- Extracted records -
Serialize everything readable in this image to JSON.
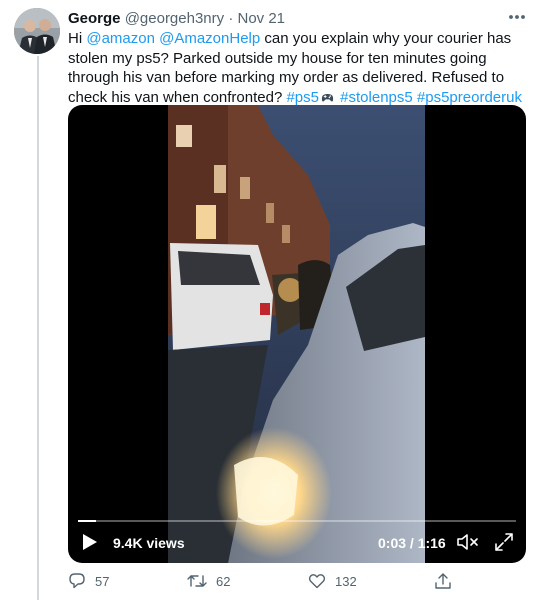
{
  "tweet": {
    "author_name": "George",
    "author_handle": "@georgeh3nry",
    "separator": "·",
    "date": "Nov 21",
    "text_parts": {
      "t1": "Hi ",
      "m1": "@amazon",
      "t2": " ",
      "m2": "@AmazonHelp",
      "t3": " can you explain why your courier has stolen my ps5? Parked outside my house for ten minutes going through his van before marking my order as delivered. Refused to check his van when confronted? ",
      "h1": "#ps5",
      "h2": "#stolenps5",
      "t4": " ",
      "h3": "#ps5preorderuk"
    }
  },
  "video": {
    "views": "9.4K views",
    "time": "0:03 / 1:16",
    "progress": 0.04
  },
  "actions": {
    "replies": "57",
    "retweets": "62",
    "likes": "132"
  },
  "colors": {
    "link": "#1d9bf0",
    "muted": "#536471",
    "text": "#0f1419"
  }
}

- Directions -
Please write out all the data again word for word, but not the pictures.

- Solution for this exercise -
Serialize everything readable in this image to JSON.
{
  "tweet": {
    "author_name": "George",
    "author_handle": "@georgeh3nry",
    "separator": "·",
    "date": "Nov 21",
    "text_parts": {
      "t1": "Hi ",
      "m1": "@amazon",
      "t2": " ",
      "m2": "@AmazonHelp",
      "t3": " can you explain why your courier has stolen my ps5? Parked outside my house for ten minutes going through his van before marking my order as delivered. Refused to check his van when confronted? ",
      "h1": "#ps5",
      "h2": "#stolenps5",
      "t4": " ",
      "h3": "#ps5preorderuk"
    }
  },
  "video": {
    "views": "9.4K views",
    "time": "0:03 / 1:16",
    "progress": 0.04
  },
  "actions": {
    "replies": "57",
    "retweets": "62",
    "likes": "132"
  },
  "colors": {
    "link": "#1d9bf0",
    "muted": "#536471",
    "text": "#0f1419"
  }
}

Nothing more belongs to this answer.